### TO BE DONE
Please write out the complete listing that follows, exactly as it reads.

[Data entries for graphics]
◇ ◇ ◇ ◇ ◇ ◇ ◇

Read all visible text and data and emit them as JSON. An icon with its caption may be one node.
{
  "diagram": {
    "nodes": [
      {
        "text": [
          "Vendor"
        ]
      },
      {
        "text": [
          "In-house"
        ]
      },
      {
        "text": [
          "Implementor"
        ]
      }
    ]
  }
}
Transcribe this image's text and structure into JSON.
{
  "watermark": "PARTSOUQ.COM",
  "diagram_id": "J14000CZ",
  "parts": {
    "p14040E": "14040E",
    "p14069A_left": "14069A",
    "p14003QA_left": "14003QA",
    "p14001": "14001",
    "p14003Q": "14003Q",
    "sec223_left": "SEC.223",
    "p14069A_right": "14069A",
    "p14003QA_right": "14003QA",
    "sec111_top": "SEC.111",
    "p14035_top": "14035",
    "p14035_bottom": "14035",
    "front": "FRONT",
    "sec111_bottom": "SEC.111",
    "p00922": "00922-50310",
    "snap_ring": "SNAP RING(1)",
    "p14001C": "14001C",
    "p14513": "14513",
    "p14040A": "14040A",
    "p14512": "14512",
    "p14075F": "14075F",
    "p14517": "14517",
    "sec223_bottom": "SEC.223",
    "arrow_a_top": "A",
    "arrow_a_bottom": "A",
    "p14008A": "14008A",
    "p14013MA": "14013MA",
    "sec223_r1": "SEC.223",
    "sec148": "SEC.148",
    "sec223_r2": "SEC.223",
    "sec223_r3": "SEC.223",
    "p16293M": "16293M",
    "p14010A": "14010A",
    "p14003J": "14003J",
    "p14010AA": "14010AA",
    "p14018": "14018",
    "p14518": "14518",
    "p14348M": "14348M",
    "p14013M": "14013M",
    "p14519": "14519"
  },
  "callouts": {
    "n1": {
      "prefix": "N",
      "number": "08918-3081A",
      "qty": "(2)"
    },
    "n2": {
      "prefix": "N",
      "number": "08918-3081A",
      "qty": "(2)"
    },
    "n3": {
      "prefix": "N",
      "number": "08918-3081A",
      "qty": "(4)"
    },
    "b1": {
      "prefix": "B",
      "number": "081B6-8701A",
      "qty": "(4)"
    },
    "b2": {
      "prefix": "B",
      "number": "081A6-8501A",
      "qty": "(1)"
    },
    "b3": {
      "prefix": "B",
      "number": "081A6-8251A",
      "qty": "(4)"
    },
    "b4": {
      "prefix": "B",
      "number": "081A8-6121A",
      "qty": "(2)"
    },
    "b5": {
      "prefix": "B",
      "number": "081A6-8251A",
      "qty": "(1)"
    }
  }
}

◇ ◇ ◇ ◇ ◇ ◇ ◇

### WRITTEN REPLY
Read all visible text and data and emit them as JSON. An icon with its caption may be one node.
{
  "diagram": {
    "nodes": [
      {
        "text": [
          "Vendor"
        ]
      },
      {
        "text": [
          "In-house"
        ]
      },
      {
        "text": [
          "Implementor"
        ]
      }
    ]
  }
}
Transcribe this image's text and structure into JSON.
{
  "watermark": "PARTSOUQ.COM",
  "diagram_id": "J14000CZ",
  "parts": {
    "p14040E": "14040E",
    "p14069A_left": "14069A",
    "p14003QA_left": "14003QA",
    "p14001": "14001",
    "p14003Q": "14003Q",
    "sec223_left": "SEC.223",
    "p14069A_right": "14069A",
    "p14003QA_right": "14003QA",
    "sec111_top": "SEC.111",
    "p14035_top": "14035",
    "p14035_bottom": "14035",
    "front": "FRONT",
    "sec111_bottom": "SEC.111",
    "p00922": "00922-50310",
    "snap_ring": "SNAP RING(1)",
    "p14001C": "14001C",
    "p14513": "14513",
    "p14040A": "14040A",
    "p14512": "14512",
    "p14075F": "14075F",
    "p14517": "14517",
    "sec223_bottom": "SEC.223",
    "arrow_a_top": "A",
    "arrow_a_bottom": "A",
    "p14008A": "14008A",
    "p14013MA": "14013MA",
    "sec223_r1": "SEC.223",
    "sec148": "SEC.148",
    "sec223_r2": "SEC.223",
    "sec223_r3": "SEC.223",
    "p16293M": "16293M",
    "p14010A": "14010A",
    "p14003J": "14003J",
    "p14010AA": "14010AA",
    "p14018": "14018",
    "p14518": "14518",
    "p14348M": "14348M",
    "p14013M": "14013M",
    "p14519": "14519"
  },
  "callouts": {
    "n1": {
      "prefix": "N",
      "number": "08918-3081A",
      "qty": "(2)"
    },
    "n2": {
      "prefix": "N",
      "number": "08918-3081A",
      "qty": "(2)"
    },
    "n3": {
      "prefix": "N",
      "number": "08918-3081A",
      "qty": "(4)"
    },
    "b1": {
      "prefix": "B",
      "number": "081B6-8701A",
      "qty": "(4)"
    },
    "b2": {
      "prefix": "B",
      "number": "081A6-8501A",
      "qty": "(1)"
    },
    "b3": {
      "prefix": "B",
      "number": "081A6-8251A",
      "qty": "(4)"
    },
    "b4": {
      "prefix": "B",
      "number": "081A8-6121A",
      "qty": "(2)"
    },
    "b5": {
      "prefix": "B",
      "number": "081A6-8251A",
      "qty": "(1)"
    }
  }
}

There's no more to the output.